§ **Task goal**: Lines holding the string "school" are the ones to copy; find them all in the data.

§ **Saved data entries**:
※
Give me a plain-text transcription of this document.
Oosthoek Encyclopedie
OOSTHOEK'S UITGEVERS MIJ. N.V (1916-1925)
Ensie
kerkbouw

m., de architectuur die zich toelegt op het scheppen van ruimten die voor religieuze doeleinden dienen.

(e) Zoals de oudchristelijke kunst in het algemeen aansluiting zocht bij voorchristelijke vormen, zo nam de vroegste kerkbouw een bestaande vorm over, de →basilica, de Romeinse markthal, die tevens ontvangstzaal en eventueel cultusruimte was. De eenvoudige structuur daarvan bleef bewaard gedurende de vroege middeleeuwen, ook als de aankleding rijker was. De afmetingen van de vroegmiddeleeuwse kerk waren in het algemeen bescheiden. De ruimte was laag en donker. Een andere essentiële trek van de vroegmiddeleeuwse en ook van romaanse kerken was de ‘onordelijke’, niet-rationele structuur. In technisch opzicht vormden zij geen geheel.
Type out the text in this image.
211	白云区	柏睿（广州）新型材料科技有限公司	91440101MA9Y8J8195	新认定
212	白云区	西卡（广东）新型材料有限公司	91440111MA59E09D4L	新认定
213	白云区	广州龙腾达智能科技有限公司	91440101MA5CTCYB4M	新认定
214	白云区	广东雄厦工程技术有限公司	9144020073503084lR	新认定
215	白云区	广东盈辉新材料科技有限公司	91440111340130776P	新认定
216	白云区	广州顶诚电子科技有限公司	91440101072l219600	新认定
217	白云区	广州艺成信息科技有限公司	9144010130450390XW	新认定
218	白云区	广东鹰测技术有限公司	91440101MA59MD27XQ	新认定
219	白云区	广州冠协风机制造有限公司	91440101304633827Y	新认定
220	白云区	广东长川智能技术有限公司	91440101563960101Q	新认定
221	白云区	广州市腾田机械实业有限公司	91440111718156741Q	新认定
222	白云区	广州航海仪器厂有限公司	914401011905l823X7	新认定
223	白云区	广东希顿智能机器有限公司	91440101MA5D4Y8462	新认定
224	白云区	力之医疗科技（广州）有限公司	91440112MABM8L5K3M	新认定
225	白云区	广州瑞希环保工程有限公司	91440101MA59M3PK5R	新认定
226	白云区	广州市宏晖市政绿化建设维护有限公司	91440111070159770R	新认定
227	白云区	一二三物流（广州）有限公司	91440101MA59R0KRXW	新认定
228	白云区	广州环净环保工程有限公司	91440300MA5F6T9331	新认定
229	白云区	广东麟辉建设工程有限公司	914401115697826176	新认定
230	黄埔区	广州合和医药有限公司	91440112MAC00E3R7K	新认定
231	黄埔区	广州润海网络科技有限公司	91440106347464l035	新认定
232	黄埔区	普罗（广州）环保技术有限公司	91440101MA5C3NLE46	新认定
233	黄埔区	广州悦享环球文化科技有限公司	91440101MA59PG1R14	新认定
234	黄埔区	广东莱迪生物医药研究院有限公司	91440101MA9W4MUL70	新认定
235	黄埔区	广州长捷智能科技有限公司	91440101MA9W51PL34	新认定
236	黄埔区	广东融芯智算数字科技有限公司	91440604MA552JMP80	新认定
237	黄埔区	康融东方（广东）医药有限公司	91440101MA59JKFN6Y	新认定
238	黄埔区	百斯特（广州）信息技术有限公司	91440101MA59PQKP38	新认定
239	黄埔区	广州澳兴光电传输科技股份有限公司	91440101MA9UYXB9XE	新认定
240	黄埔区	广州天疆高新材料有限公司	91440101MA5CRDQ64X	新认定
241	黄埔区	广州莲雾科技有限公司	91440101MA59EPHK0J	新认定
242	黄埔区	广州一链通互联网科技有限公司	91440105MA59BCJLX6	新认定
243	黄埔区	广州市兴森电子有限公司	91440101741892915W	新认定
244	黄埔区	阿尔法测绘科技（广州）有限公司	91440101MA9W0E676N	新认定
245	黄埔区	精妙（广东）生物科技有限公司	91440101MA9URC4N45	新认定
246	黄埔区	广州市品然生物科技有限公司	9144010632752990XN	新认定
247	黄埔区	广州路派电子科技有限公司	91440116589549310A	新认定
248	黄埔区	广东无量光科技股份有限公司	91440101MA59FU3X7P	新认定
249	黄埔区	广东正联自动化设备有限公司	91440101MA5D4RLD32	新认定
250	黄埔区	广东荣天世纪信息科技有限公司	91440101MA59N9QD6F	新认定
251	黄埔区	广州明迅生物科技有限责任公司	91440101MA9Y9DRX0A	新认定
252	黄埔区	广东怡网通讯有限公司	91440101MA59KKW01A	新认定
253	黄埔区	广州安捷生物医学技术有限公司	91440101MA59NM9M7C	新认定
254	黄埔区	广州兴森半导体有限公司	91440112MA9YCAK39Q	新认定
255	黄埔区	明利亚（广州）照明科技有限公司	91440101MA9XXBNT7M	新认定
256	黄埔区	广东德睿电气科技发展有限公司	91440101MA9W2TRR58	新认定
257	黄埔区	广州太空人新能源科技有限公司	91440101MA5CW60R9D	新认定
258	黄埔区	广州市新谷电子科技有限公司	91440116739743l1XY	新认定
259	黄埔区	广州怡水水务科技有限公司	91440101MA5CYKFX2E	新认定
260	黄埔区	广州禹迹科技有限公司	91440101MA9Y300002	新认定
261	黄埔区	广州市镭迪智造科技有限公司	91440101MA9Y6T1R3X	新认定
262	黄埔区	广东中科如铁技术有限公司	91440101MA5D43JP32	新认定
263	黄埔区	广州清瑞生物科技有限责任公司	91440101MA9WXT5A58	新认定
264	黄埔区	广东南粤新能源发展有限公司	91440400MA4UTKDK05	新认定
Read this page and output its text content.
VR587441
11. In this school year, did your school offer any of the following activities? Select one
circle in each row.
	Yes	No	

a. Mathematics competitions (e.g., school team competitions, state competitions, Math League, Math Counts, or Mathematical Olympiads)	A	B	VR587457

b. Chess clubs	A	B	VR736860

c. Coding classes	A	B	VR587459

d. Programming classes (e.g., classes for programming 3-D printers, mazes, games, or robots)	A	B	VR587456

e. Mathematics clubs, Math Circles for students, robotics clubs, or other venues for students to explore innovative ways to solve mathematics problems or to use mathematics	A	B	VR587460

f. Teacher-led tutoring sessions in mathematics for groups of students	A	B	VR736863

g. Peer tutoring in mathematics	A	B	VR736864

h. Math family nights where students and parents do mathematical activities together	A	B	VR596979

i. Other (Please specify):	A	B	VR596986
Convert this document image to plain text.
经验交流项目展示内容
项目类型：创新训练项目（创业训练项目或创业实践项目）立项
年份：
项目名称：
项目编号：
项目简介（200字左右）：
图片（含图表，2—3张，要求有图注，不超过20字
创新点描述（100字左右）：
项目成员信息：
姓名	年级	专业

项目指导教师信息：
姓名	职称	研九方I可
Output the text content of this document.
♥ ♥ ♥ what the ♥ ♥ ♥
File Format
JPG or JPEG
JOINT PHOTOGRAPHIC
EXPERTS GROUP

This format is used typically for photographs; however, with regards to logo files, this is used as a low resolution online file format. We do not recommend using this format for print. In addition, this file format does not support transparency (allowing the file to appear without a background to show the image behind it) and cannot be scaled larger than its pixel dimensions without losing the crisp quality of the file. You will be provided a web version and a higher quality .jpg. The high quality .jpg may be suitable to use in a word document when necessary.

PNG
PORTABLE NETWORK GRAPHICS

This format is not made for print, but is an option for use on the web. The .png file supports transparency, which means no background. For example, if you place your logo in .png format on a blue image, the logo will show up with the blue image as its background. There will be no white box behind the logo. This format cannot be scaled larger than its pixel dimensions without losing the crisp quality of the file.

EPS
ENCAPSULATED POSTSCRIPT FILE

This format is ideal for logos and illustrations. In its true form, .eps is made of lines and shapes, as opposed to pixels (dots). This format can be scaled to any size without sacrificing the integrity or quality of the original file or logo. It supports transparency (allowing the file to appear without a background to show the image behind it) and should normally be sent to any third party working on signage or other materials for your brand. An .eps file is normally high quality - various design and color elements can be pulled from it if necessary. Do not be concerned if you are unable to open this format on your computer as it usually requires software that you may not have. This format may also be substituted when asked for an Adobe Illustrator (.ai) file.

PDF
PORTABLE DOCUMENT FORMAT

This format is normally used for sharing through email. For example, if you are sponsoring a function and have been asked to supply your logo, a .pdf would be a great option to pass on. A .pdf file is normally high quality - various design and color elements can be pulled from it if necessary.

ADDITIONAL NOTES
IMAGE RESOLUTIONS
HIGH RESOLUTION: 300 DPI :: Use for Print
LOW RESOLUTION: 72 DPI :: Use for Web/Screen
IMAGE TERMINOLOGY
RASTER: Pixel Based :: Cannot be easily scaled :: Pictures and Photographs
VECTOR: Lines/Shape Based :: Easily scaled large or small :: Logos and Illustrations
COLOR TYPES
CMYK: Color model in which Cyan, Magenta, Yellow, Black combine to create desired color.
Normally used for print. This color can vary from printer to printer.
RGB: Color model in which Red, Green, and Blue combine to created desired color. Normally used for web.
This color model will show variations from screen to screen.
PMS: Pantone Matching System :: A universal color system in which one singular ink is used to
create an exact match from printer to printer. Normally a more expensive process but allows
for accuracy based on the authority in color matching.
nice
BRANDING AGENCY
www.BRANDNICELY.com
※
§ **Completed task**:
11. In this school year, did your school offer any of the following activities? Select one
a. Mathematics competitions (e.g., school team competitions, state competitions, Math League, Math Counts, or Mathematical Olympiads)	A	B	VR587457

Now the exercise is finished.